SET PROBLEM: From the items below, copy every line that contains the string "camera". Case counts.

SOURCE DATA:
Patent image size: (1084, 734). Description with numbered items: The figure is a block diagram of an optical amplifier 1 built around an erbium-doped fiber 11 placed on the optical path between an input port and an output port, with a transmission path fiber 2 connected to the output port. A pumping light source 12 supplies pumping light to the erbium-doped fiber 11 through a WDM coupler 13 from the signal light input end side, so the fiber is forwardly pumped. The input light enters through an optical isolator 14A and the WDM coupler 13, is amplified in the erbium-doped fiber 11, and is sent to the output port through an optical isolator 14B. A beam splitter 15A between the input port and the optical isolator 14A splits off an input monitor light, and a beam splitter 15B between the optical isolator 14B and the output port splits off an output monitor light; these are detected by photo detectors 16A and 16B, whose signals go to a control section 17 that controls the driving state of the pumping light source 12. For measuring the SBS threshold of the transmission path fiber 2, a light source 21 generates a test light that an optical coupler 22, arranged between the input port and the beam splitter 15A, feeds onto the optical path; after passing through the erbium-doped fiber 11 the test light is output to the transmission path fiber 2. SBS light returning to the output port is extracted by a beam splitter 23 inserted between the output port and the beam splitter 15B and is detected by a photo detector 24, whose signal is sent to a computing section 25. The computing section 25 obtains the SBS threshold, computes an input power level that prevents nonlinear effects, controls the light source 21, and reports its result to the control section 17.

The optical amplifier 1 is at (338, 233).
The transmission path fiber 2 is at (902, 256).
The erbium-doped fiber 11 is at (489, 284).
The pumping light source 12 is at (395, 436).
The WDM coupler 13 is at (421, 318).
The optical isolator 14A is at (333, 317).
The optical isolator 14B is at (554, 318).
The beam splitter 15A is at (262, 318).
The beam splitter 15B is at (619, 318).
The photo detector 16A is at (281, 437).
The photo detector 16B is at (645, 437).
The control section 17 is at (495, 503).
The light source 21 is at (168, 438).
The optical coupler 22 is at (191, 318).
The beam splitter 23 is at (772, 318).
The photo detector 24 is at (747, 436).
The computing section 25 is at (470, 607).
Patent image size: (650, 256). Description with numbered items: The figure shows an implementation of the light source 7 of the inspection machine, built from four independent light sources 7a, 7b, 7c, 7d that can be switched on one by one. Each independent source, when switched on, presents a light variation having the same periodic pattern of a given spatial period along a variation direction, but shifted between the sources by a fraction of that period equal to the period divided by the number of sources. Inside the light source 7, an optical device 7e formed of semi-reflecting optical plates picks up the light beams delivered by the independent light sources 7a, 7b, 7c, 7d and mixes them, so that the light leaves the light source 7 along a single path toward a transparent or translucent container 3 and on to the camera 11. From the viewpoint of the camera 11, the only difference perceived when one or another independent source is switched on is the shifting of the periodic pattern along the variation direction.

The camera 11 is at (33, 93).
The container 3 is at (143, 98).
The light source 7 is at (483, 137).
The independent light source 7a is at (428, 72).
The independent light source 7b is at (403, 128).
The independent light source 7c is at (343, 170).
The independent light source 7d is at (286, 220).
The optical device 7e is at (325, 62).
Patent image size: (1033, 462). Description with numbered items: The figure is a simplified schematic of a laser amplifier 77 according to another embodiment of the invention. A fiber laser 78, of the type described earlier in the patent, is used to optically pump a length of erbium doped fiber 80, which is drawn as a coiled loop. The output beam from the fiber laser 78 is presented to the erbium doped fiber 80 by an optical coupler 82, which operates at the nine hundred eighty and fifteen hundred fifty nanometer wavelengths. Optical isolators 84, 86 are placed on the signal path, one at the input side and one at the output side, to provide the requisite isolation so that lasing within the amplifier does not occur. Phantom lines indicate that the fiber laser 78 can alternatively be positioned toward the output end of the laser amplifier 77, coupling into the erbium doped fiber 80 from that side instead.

OUTPUT FOR THIS TASK:
Patent image size: (650, 256). Description with numbered items: The figure shows an implementation of the light source 7 of the inspection machine, built from four independent light sources 7a, 7b, 7c, 7d that can be switched on one by one. Each independent source, when switched on, presents a light variation having the same periodic pattern of a given spatial period along a variation direction, but shifted between the sources by a fraction of that period equal to the period divided by the number of sources. Inside the light source 7, an optical device 7e formed of semi-reflecting optical plates picks up the light beams delivered by the independent light sources 7a, 7b, 7c, 7d and mixes them, so that the light leaves the light source 7 along a single path toward a transparent or translucent container 3 and on to the camera 11. From the viewpoint of the camera 11, the only difference perceived when one or another independent source is switched on is the shifting of the periodic pattern along the variation direction.
The camera 11 is at (33, 93).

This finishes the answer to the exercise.